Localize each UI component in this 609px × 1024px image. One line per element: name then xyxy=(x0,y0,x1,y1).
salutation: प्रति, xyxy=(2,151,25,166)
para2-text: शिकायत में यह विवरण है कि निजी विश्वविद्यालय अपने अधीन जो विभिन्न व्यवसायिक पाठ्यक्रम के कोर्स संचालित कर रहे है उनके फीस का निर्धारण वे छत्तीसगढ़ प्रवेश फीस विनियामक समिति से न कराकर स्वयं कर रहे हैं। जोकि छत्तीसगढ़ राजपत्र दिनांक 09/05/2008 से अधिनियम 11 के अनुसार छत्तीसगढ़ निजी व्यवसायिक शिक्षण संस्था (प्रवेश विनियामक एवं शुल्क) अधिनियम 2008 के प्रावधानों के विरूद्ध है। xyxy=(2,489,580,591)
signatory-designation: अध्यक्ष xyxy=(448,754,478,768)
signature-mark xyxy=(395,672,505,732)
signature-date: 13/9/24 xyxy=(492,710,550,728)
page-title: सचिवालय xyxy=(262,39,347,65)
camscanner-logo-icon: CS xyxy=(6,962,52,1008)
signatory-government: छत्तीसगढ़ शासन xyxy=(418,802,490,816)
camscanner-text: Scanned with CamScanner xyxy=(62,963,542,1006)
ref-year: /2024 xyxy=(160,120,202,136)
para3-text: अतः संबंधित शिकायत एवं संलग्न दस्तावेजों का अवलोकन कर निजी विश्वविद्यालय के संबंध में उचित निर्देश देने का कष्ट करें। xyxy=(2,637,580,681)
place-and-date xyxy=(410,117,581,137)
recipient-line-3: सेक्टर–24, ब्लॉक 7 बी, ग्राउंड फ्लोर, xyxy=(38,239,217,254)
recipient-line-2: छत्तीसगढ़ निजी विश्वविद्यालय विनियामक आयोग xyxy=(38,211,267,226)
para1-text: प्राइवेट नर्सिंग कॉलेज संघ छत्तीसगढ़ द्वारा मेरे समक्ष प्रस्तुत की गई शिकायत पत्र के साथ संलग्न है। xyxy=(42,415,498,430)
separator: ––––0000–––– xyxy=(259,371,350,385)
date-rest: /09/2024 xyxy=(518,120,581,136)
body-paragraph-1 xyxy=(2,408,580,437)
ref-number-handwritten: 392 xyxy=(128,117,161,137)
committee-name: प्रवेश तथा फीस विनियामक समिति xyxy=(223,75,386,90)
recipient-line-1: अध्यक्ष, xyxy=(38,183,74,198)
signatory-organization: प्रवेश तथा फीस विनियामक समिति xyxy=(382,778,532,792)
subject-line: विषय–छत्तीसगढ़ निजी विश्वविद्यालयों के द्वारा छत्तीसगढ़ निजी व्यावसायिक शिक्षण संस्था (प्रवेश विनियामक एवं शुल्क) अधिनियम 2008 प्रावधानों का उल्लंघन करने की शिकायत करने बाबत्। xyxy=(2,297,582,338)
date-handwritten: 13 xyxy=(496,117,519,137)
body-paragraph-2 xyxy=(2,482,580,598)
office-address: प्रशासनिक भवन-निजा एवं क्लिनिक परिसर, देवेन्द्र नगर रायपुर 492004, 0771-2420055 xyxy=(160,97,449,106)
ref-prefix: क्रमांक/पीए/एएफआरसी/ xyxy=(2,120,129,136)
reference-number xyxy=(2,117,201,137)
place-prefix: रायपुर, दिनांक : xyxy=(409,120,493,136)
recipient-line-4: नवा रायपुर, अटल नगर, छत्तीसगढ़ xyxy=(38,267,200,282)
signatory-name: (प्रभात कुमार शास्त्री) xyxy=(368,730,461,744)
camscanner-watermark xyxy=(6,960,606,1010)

● EXERCISE TASK: Reproduce the listing with every "signatory" renamed to "signer", leaving all other text unchanged.

● EXERCISE OUTPUT:
Localize each UI component in this 609px × 1024px image. One line per element: name then xyxy=(x0,y0,x1,y1).
salutation: प्रति, xyxy=(2,151,25,166)
para2-text: शिकायत में यह विवरण है कि निजी विश्वविद्यालय अपने अधीन जो विभिन्न व्यवसायिक पाठ्यक्रम के कोर्स संचालित कर रहे है उनके फीस का निर्धारण वे छत्तीसगढ़ प्रवेश फीस विनियामक समिति से न कराकर स्वयं कर रहे हैं। जोकि छत्तीसगढ़ राजपत्र दिनांक 09/05/2008 से अधिनियम 11 के अनुसार छत्तीसगढ़ निजी व्यवसायिक शिक्षण संस्था (प्रवेश विनियामक एवं शुल्क) अधिनियम 2008 के प्रावधानों के विरूद्ध है। xyxy=(2,489,580,591)
signer-designation: अध्यक्ष xyxy=(448,754,478,768)
signature-mark xyxy=(395,672,505,732)
signature-date: 13/9/24 xyxy=(492,710,550,728)
page-title: सचिवालय xyxy=(262,39,347,65)
camscanner-logo-icon: CS xyxy=(6,962,52,1008)
signer-government: छत्तीसगढ़ शासन xyxy=(418,802,490,816)
camscanner-text: Scanned with CamScanner xyxy=(62,963,542,1006)
ref-year: /2024 xyxy=(160,120,202,136)
para3-text: अतः संबंधित शिकायत एवं संलग्न दस्तावेजों का अवलोकन कर निजी विश्वविद्यालय के संबंध में उचित निर्देश देने का कष्ट करें। xyxy=(2,637,580,681)
place-and-date xyxy=(410,117,581,137)
recipient-line-3: सेक्टर–24, ब्लॉक 7 बी, ग्राउंड फ्लोर, xyxy=(38,239,217,254)
recipient-line-2: छत्तीसगढ़ निजी विश्वविद्यालय विनियामक आयोग xyxy=(38,211,267,226)
para1-text: प्राइवेट नर्सिंग कॉलेज संघ छत्तीसगढ़ द्वारा मेरे समक्ष प्रस्तुत की गई शिकायत पत्र के साथ संलग्न है। xyxy=(42,415,498,430)
separator: ––––0000–––– xyxy=(259,371,350,385)
date-rest: /09/2024 xyxy=(518,120,581,136)
body-paragraph-1 xyxy=(2,408,580,437)
ref-number-handwritten: 392 xyxy=(128,117,161,137)
committee-name: प्रवेश तथा फीस विनियामक समिति xyxy=(223,75,386,90)
recipient-line-1: अध्यक्ष, xyxy=(38,183,74,198)
signer-organization: प्रवेश तथा फीस विनियामक समिति xyxy=(382,778,532,792)
subject-line: विषय–छत्तीसगढ़ निजी विश्वविद्यालयों के द्वारा छत्तीसगढ़ निजी व्यावसायिक शिक्षण संस्था (प्रवेश विनियामक एवं शुल्क) अधिनियम 2008 प्रावधानों का उल्लंघन करने की शिकायत करने बाबत्। xyxy=(2,297,582,338)
date-handwritten: 13 xyxy=(496,117,519,137)
body-paragraph-2 xyxy=(2,482,580,598)
office-address: प्रशासनिक भवन-निजा एवं क्लिनिक परिसर, देवेन्द्र नगर रायपुर 492004, 0771-2420055 xyxy=(160,97,449,106)
ref-prefix: क्रमांक/पीए/एएफआरसी/ xyxy=(2,120,129,136)
reference-number xyxy=(2,117,201,137)
place-prefix: रायपुर, दिनांक : xyxy=(409,120,493,136)
recipient-line-4: नवा रायपुर, अटल नगर, छत्तीसगढ़ xyxy=(38,267,200,282)
signer-name: (प्रभात कुमार शास्त्री) xyxy=(368,730,461,744)
camscanner-watermark xyxy=(6,960,606,1010)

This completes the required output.